* **What is being asked**
Could you copy every line from the material below in which "object" appears?

== Stored rows ==

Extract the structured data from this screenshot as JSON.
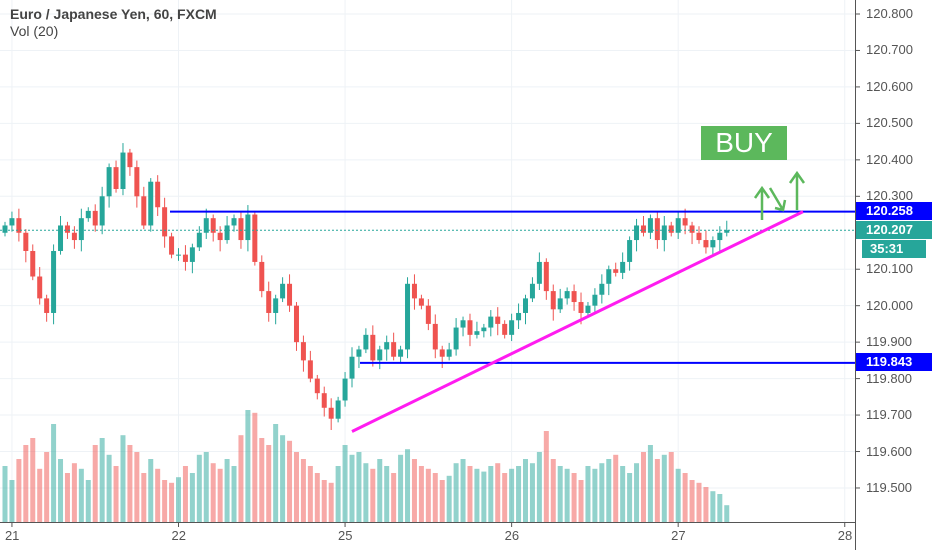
{
  "header": {
    "title": "Euro / Japanese Yen, 60, FXCM",
    "indicator": "Vol (20)"
  },
  "annotation": {
    "buy_label": "BUY"
  },
  "price_tags": {
    "resistance": "120.258",
    "last": "120.207",
    "countdown": "35:31",
    "support": "119.843"
  },
  "colors": {
    "up": "#26a69a",
    "down": "#ef5350",
    "line": "#0000ff",
    "trend": "#ff1cf0",
    "arrow": "#5cb85c",
    "last": "#26a69a"
  },
  "chart_data": {
    "type": "candlestick",
    "title": "Euro / Japanese Yen, 60, FXCM",
    "ylim": [
      119.42,
      120.84
    ],
    "y_ticks": [
      "120.800",
      "120.700",
      "120.600",
      "120.500",
      "120.400",
      "120.300",
      "120.100",
      "120.000",
      "119.900",
      "119.800",
      "119.700",
      "119.600",
      "119.500"
    ],
    "x_ticks": [
      {
        "label": "21",
        "index": 1
      },
      {
        "label": "22",
        "index": 25
      },
      {
        "label": "25",
        "index": 49
      },
      {
        "label": "26",
        "index": 73
      },
      {
        "label": "27",
        "index": 97
      },
      {
        "label": "28",
        "index": 121
      }
    ],
    "open_first": 120.2,
    "closes": [
      120.22,
      120.24,
      120.2,
      120.15,
      120.08,
      120.02,
      119.98,
      120.15,
      120.22,
      120.2,
      120.18,
      120.24,
      120.26,
      120.22,
      120.3,
      120.38,
      120.32,
      120.42,
      120.38,
      120.3,
      120.22,
      120.34,
      120.27,
      120.19,
      120.14,
      120.14,
      120.12,
      120.16,
      120.2,
      120.24,
      120.2,
      120.18,
      120.22,
      120.24,
      120.18,
      120.25,
      120.12,
      120.04,
      119.98,
      120.02,
      120.06,
      120.0,
      119.9,
      119.85,
      119.8,
      119.76,
      119.72,
      119.69,
      119.74,
      119.8,
      119.86,
      119.88,
      119.92,
      119.85,
      119.88,
      119.9,
      119.86,
      119.88,
      120.06,
      120.02,
      120.0,
      119.95,
      119.88,
      119.86,
      119.88,
      119.94,
      119.96,
      119.92,
      119.93,
      119.94,
      119.97,
      119.95,
      119.92,
      119.96,
      119.98,
      120.02,
      120.06,
      120.12,
      120.04,
      119.99,
      120.02,
      120.04,
      120.01,
      119.98,
      120.0,
      120.03,
      120.06,
      120.1,
      120.09,
      120.12,
      120.18,
      120.22,
      120.2,
      120.24,
      120.18,
      120.22,
      120.2,
      120.24,
      120.22,
      120.2,
      120.18,
      120.16,
      120.18,
      120.2,
      120.207
    ],
    "volumes": [
      40,
      30,
      45,
      55,
      60,
      38,
      50,
      70,
      45,
      35,
      42,
      38,
      30,
      55,
      60,
      48,
      40,
      62,
      55,
      50,
      35,
      45,
      38,
      30,
      28,
      32,
      40,
      35,
      48,
      50,
      42,
      38,
      45,
      40,
      62,
      80,
      78,
      60,
      55,
      70,
      62,
      58,
      50,
      45,
      40,
      35,
      30,
      28,
      40,
      55,
      48,
      50,
      42,
      38,
      45,
      40,
      35,
      48,
      52,
      45,
      40,
      38,
      35,
      30,
      33,
      42,
      45,
      40,
      38,
      36,
      40,
      42,
      35,
      38,
      40,
      45,
      42,
      50,
      65,
      45,
      40,
      38,
      35,
      30,
      40,
      38,
      42,
      45,
      48,
      40,
      35,
      42,
      50,
      55,
      45,
      48,
      50,
      38,
      35,
      30,
      28,
      25,
      22,
      20,
      12
    ],
    "resistance": 120.258,
    "support": 119.843,
    "trendline": {
      "from": {
        "index": 50,
        "price": 119.655
      },
      "to": {
        "index": 115,
        "price": 120.258
      }
    },
    "current_price": 120.207
  }
}
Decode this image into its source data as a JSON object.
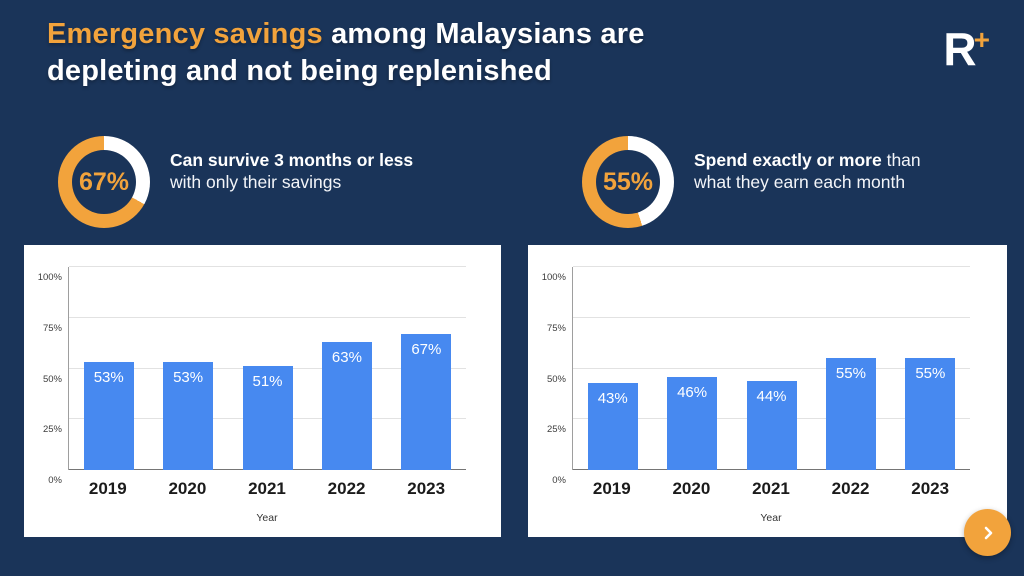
{
  "colors": {
    "background": "#1a3459",
    "accent_orange": "#f2a33c",
    "bar_blue": "#4789f0",
    "card_white": "#ffffff"
  },
  "title": {
    "highlight": "Emergency savings",
    "rest": " among Malaysians are depleting and not being replenished"
  },
  "logo": {
    "letter": "R",
    "plus": "+"
  },
  "stats": [
    {
      "value": "67%",
      "pct": 67,
      "text_bold": "Can survive 3 months or less",
      "text_regular": " with only their savings"
    },
    {
      "value": "55%",
      "pct": 55,
      "text_bold": "Spend exactly or more",
      "text_regular": " than what they earn each month"
    }
  ],
  "chart_data": [
    {
      "type": "bar",
      "title": "",
      "categories": [
        "2019",
        "2020",
        "2021",
        "2022",
        "2023"
      ],
      "values": [
        53,
        53,
        51,
        63,
        67
      ],
      "labels": [
        "53%",
        "53%",
        "51%",
        "63%",
        "67%"
      ],
      "xlabel": "Year",
      "ylabel": "",
      "ylim": [
        0,
        100
      ],
      "yticks": [
        "0%",
        "25%",
        "50%",
        "75%",
        "100%"
      ],
      "grid": true,
      "legend": "none",
      "bar_color": "#4789f0",
      "label_color": "#ffffff"
    },
    {
      "type": "bar",
      "title": "",
      "categories": [
        "2019",
        "2020",
        "2021",
        "2022",
        "2023"
      ],
      "values": [
        43,
        46,
        44,
        55,
        55
      ],
      "labels": [
        "43%",
        "46%",
        "44%",
        "55%",
        "55%"
      ],
      "xlabel": "Year",
      "ylabel": "",
      "ylim": [
        0,
        100
      ],
      "yticks": [
        "0%",
        "25%",
        "50%",
        "75%",
        "100%"
      ],
      "grid": true,
      "legend": "none",
      "bar_color": "#4789f0",
      "label_color": "#ffffff"
    }
  ],
  "nav": {
    "next": "next"
  }
}
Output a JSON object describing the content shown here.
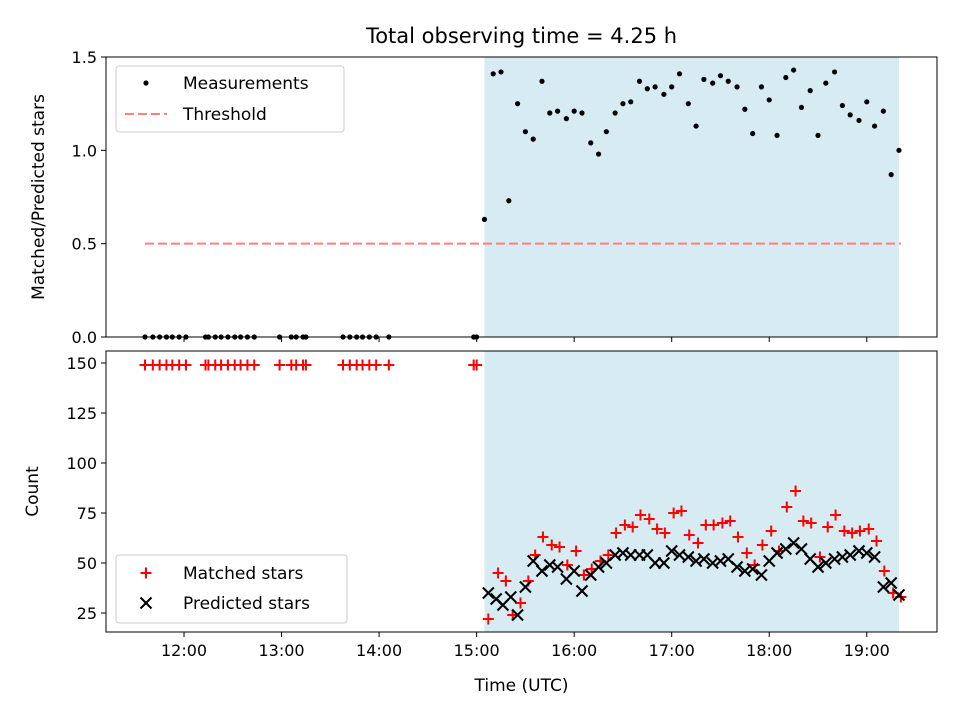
{
  "chart_data": [
    {
      "type": "scatter",
      "title": "Total observing time = 4.25 h",
      "ylabel": "Matched/Predicted stars",
      "xlabel": "",
      "xlim": [
        11.2,
        19.72
      ],
      "ylim": [
        0,
        1.5
      ],
      "yticks": [
        0.0,
        0.5,
        1.0,
        1.5
      ],
      "ytick_labels": [
        "0.0",
        "0.5",
        "1.0",
        "1.5"
      ],
      "observing_window": [
        15.08,
        19.33
      ],
      "shade_color": "#add8e6",
      "threshold": {
        "name": "Threshold",
        "y": 0.5,
        "x_range": [
          11.6,
          19.35
        ],
        "color": "#ff7f7f"
      },
      "legend": {
        "placement": "top-left",
        "entries": [
          "Measurements",
          "Threshold"
        ]
      },
      "series": [
        {
          "name": "Measurements",
          "marker": "dot",
          "color": "#000000",
          "x": [
            11.6,
            11.68,
            11.75,
            11.82,
            11.88,
            11.95,
            12.02,
            12.22,
            12.25,
            12.32,
            12.38,
            12.45,
            12.52,
            12.58,
            12.65,
            12.72,
            12.98,
            13.1,
            13.15,
            13.22,
            13.25,
            13.63,
            13.7,
            13.77,
            13.83,
            13.9,
            13.97,
            14.1,
            14.97,
            15.0,
            15.08,
            15.17,
            15.25,
            15.33,
            15.42,
            15.5,
            15.58,
            15.67,
            15.75,
            15.83,
            15.92,
            16.0,
            16.08,
            16.17,
            16.25,
            16.33,
            16.42,
            16.5,
            16.58,
            16.67,
            16.75,
            16.83,
            16.92,
            17.0,
            17.08,
            17.17,
            17.25,
            17.33,
            17.42,
            17.5,
            17.58,
            17.67,
            17.75,
            17.83,
            17.92,
            18.0,
            18.08,
            18.17,
            18.25,
            18.33,
            18.42,
            18.5,
            18.58,
            18.67,
            18.75,
            18.83,
            18.92,
            19.0,
            19.08,
            19.17,
            19.25,
            19.33
          ],
          "y": [
            0,
            0,
            0,
            0,
            0,
            0,
            0,
            0,
            0,
            0,
            0,
            0,
            0,
            0,
            0,
            0,
            0,
            0,
            0,
            0,
            0,
            0,
            0,
            0,
            0,
            0,
            0,
            0,
            0,
            0,
            0.63,
            1.41,
            1.42,
            0.73,
            1.25,
            1.1,
            1.06,
            1.37,
            1.2,
            1.21,
            1.17,
            1.21,
            1.2,
            1.04,
            0.98,
            1.1,
            1.2,
            1.25,
            1.26,
            1.37,
            1.33,
            1.34,
            1.3,
            1.34,
            1.41,
            1.25,
            1.13,
            1.38,
            1.36,
            1.4,
            1.37,
            1.34,
            1.22,
            1.09,
            1.34,
            1.27,
            1.08,
            1.39,
            1.43,
            1.23,
            1.32,
            1.08,
            1.36,
            1.42,
            1.24,
            1.19,
            1.16,
            1.26,
            1.13,
            1.21,
            0.87,
            1.0
          ]
        }
      ]
    },
    {
      "type": "scatter",
      "title": "",
      "ylabel": "Count",
      "xlabel": "Time (UTC)",
      "xlim": [
        11.2,
        19.72
      ],
      "ylim": [
        15.5,
        156
      ],
      "yticks": [
        25,
        50,
        75,
        100,
        125,
        150
      ],
      "ytick_labels": [
        "25",
        "50",
        "75",
        "100",
        "125",
        "150"
      ],
      "xticks": [
        12,
        13,
        14,
        15,
        16,
        17,
        18,
        19
      ],
      "xtick_labels": [
        "12:00",
        "13:00",
        "14:00",
        "15:00",
        "16:00",
        "17:00",
        "18:00",
        "19:00"
      ],
      "observing_window": [
        15.08,
        19.33
      ],
      "shade_color": "#add8e6",
      "legend": {
        "placement": "bottom-left",
        "entries": [
          "Matched stars",
          "Predicted stars"
        ]
      },
      "series": [
        {
          "name": "Matched stars",
          "marker": "plus",
          "color": "#ff0000",
          "x": [
            11.6,
            11.68,
            11.75,
            11.82,
            11.88,
            11.95,
            12.02,
            12.22,
            12.25,
            12.32,
            12.38,
            12.45,
            12.52,
            12.58,
            12.65,
            12.72,
            12.98,
            13.1,
            13.15,
            13.22,
            13.25,
            13.63,
            13.7,
            13.77,
            13.83,
            13.9,
            13.97,
            14.1,
            14.97,
            15.0,
            15.12,
            15.22,
            15.3,
            15.37,
            15.45,
            15.53,
            15.6,
            15.68,
            15.77,
            15.85,
            15.93,
            16.02,
            16.1,
            16.18,
            16.27,
            16.35,
            16.43,
            16.52,
            16.6,
            16.68,
            16.77,
            16.85,
            16.93,
            17.02,
            17.1,
            17.18,
            17.27,
            17.35,
            17.43,
            17.52,
            17.6,
            17.68,
            17.77,
            17.85,
            17.93,
            18.02,
            18.1,
            18.18,
            18.27,
            18.35,
            18.43,
            18.52,
            18.6,
            18.68,
            18.77,
            18.85,
            18.93,
            19.02,
            19.1,
            19.18,
            19.27,
            19.35
          ],
          "y": [
            149,
            149,
            149,
            149,
            149,
            149,
            149,
            149,
            149,
            149,
            149,
            149,
            149,
            149,
            149,
            149,
            149,
            149,
            149,
            149,
            149,
            149,
            149,
            149,
            149,
            149,
            149,
            149,
            149,
            149,
            22,
            45,
            41,
            24,
            30,
            41,
            54,
            63,
            59,
            58,
            49,
            56,
            44,
            47,
            51,
            54,
            65,
            69,
            68,
            74,
            72,
            67,
            65,
            75,
            76,
            64,
            60,
            69,
            69,
            70,
            71,
            63,
            55,
            49,
            59,
            66,
            56,
            78,
            86,
            71,
            70,
            53,
            68,
            74,
            66,
            65,
            66,
            67,
            61,
            46,
            35,
            33
          ]
        },
        {
          "name": "Predicted stars",
          "marker": "x",
          "color": "#000000",
          "x": [
            15.12,
            15.2,
            15.27,
            15.35,
            15.42,
            15.5,
            15.58,
            15.67,
            15.75,
            15.83,
            15.92,
            16.0,
            16.08,
            16.17,
            16.25,
            16.33,
            16.42,
            16.5,
            16.58,
            16.67,
            16.75,
            16.83,
            16.92,
            17.0,
            17.08,
            17.17,
            17.25,
            17.33,
            17.42,
            17.5,
            17.58,
            17.67,
            17.75,
            17.83,
            17.92,
            18.0,
            18.08,
            18.17,
            18.25,
            18.33,
            18.42,
            18.5,
            18.58,
            18.67,
            18.75,
            18.83,
            18.92,
            19.0,
            19.08,
            19.17,
            19.25,
            19.33
          ],
          "y": [
            35,
            32,
            29,
            33,
            24,
            38,
            51,
            46,
            49,
            48,
            42,
            46,
            36,
            44,
            48,
            50,
            54,
            55,
            54,
            54,
            54,
            50,
            50,
            56,
            54,
            53,
            51,
            52,
            50,
            51,
            52,
            48,
            46,
            47,
            44,
            51,
            55,
            57,
            60,
            57,
            52,
            48,
            50,
            52,
            53,
            54,
            56,
            55,
            53,
            38,
            40,
            34
          ]
        }
      ]
    }
  ]
}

===

* **Task result**
Decode this image into its source data as a JSON object.
Output a JSON object describing the content shown here.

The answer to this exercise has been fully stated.